#### The task:
Each entry below is to be duplicated verbatim.

#### Records shown:
______
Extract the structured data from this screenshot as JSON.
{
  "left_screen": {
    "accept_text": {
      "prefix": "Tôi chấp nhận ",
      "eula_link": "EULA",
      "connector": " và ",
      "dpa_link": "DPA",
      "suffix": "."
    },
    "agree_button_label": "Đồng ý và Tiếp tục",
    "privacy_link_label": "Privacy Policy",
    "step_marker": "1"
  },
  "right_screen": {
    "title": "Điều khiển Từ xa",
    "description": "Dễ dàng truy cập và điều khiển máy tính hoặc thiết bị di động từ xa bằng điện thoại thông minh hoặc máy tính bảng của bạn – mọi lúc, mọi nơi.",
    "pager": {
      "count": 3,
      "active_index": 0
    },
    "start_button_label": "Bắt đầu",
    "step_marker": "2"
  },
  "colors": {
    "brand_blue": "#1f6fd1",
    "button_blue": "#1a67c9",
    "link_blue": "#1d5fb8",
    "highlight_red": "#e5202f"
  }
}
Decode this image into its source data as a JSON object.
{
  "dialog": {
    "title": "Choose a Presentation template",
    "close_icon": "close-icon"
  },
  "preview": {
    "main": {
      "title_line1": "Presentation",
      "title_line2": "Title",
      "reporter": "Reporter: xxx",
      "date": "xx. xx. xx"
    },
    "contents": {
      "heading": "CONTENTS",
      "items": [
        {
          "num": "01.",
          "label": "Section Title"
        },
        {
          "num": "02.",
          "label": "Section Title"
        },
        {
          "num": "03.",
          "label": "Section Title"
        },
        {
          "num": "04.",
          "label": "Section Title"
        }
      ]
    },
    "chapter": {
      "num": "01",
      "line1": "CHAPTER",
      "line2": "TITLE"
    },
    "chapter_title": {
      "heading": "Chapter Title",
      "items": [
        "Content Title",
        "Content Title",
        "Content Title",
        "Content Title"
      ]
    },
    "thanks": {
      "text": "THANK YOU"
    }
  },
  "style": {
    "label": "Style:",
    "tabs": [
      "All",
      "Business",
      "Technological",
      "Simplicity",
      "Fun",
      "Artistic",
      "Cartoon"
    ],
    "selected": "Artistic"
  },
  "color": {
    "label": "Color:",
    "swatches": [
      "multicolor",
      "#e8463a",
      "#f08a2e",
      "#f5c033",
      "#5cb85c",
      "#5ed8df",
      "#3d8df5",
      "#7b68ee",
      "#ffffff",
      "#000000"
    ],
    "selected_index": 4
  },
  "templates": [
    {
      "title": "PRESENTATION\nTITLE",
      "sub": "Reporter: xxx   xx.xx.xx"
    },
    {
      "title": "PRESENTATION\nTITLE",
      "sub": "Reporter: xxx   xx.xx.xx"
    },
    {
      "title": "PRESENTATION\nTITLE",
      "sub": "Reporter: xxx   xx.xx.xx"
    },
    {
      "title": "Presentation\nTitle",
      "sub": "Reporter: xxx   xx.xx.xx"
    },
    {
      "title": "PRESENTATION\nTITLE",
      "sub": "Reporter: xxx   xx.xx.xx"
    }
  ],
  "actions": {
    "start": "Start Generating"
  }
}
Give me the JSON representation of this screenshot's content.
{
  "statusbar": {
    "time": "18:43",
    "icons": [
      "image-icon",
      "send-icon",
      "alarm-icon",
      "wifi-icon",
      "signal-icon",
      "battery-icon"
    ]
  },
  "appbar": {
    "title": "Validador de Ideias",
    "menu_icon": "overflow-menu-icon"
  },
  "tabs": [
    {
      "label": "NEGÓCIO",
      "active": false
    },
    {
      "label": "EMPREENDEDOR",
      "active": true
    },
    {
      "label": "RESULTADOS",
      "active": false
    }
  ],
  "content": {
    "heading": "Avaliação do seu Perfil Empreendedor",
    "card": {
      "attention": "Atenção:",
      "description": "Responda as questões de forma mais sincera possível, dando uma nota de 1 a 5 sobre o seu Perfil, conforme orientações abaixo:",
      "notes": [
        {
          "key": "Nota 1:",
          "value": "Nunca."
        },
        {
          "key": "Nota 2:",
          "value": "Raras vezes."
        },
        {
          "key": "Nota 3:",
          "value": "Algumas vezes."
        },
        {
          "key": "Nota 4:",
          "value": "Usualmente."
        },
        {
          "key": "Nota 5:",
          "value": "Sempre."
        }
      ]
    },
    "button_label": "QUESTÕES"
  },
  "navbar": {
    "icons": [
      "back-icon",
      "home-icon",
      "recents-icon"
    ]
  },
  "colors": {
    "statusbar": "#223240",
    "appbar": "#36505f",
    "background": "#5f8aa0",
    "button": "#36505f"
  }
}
______
#### Answer for the task:
Extract the structured data from this screenshot as JSON.
{
  "left_screen": {
    "accept_text": {
      "prefix": "Tôi chấp nhận ",
      "eula_link": "EULA",
      "connector": " và ",
      "dpa_link": "DPA",
      "suffix": "."
    },
    "agree_button_label": "Đồng ý và Tiếp tục",
    "privacy_link_label": "Privacy Policy",
    "step_marker": "1"
  },
  "right_screen": {
    "title": "Điều khiển Từ xa",
    "description": "Dễ dàng truy cập và điều khiển máy tính hoặc thiết bị di động từ xa bằng điện thoại thông minh hoặc máy tính bảng của bạn – mọi lúc, mọi nơi.",
    "pager": {
      "count": 3,
      "active_index": 0
    },
    "start_button_label": "Bắt đầu",
    "step_marker": "2"
  },
  "colors": {
    "brand_blue": "#1f6fd1",
    "button_blue": "#1a67c9",
    "link_blue": "#1d5fb8",
    "highlight_red": "#e5202f"
  }
}
Decode this image into its source data as a JSON object.
{
  "dialog": {
    "title": "Choose a Presentation template",
    "close_icon": "close-icon"
  },
  "preview": {
    "main": {
      "title_line1": "Presentation",
      "title_line2": "Title",
      "reporter": "Reporter: xxx",
      "date": "xx. xx. xx"
    },
    "contents": {
      "heading": "CONTENTS",
      "items": [
        {
          "num": "01.",
          "label": "Section Title"
        },
        {
          "num": "02.",
          "label": "Section Title"
        },
        {
          "num": "03.",
          "label": "Section Title"
        },
        {
          "num": "04.",
          "label": "Section Title"
        }
      ]
    },
    "chapter": {
      "num": "01",
      "line1": "CHAPTER",
      "line2": "TITLE"
    },
    "chapter_title": {
      "heading": "Chapter Title",
      "items": [
        "Content Title",
        "Content Title",
        "Content Title",
        "Content Title"
      ]
    },
    "thanks": {
      "text": "THANK YOU"
    }
  },
  "style": {
    "label": "Style:",
    "tabs": [
      "All",
      "Business",
      "Technological",
      "Simplicity",
      "Fun",
      "Artistic",
      "Cartoon"
    ],
    "selected": "Artistic"
  },
  "color": {
    "label": "Color:",
    "swatches": [
      "multicolor",
      "#e8463a",
      "#f08a2e",
      "#f5c033",
      "#5cb85c",
      "#5ed8df",
      "#3d8df5",
      "#7b68ee",
      "#ffffff",
      "#000000"
    ],
    "selected_index": 4
  },
  "templates": [
    {
      "title": "PRESENTATION\nTITLE",
      "sub": "Reporter: xxx   xx.xx.xx"
    },
    {
      "title": "PRESENTATION\nTITLE",
      "sub": "Reporter: xxx   xx.xx.xx"
    },
    {
      "title": "PRESENTATION\nTITLE",
      "sub": "Reporter: xxx   xx.xx.xx"
    },
    {
      "title": "Presentation\nTitle",
      "sub": "Reporter: xxx   xx.xx.xx"
    },
    {
      "title": "PRESENTATION\nTITLE",
      "sub": "Reporter: xxx   xx.xx.xx"
    }
  ],
  "actions": {
    "start": "Start Generating"
  }
}
Give me the JSON representation of this screenshot's content.
{
  "statusbar": {
    "time": "18:43",
    "icons": [
      "image-icon",
      "send-icon",
      "alarm-icon",
      "wifi-icon",
      "signal-icon",
      "battery-icon"
    ]
  },
  "appbar": {
    "title": "Validador de Ideias",
    "menu_icon": "overflow-menu-icon"
  },
  "tabs": [
    {
      "label": "NEGÓCIO",
      "active": false
    },
    {
      "label": "EMPREENDEDOR",
      "active": true
    },
    {
      "label": "RESULTADOS",
      "active": false
    }
  ],
  "content": {
    "heading": "Avaliação do seu Perfil Empreendedor",
    "card": {
      "attention": "Atenção:",
      "description": "Responda as questões de forma mais sincera possível, dando uma nota de 1 a 5 sobre o seu Perfil, conforme orientações abaixo:",
      "notes": [
        {
          "key": "Nota 1:",
          "value": "Nunca."
        },
        {
          "key": "Nota 2:",
          "value": "Raras vezes."
        },
        {
          "key": "Nota 3:",
          "value": "Algumas vezes."
        },
        {
          "key": "Nota 4:",
          "value": "Usualmente."
        },
        {
          "key": "Nota 5:",
          "value": "Sempre."
        }
      ]
    },
    "button_label": "QUESTÕES"
  },
  "navbar": {
    "icons": [
      "back-icon",
      "home-icon",
      "recents-icon"
    ]
  },
  "colors": {
    "statusbar": "#223240",
    "appbar": "#36505f",
    "background": "#5f8aa0",
    "button": "#36505f"
  }
}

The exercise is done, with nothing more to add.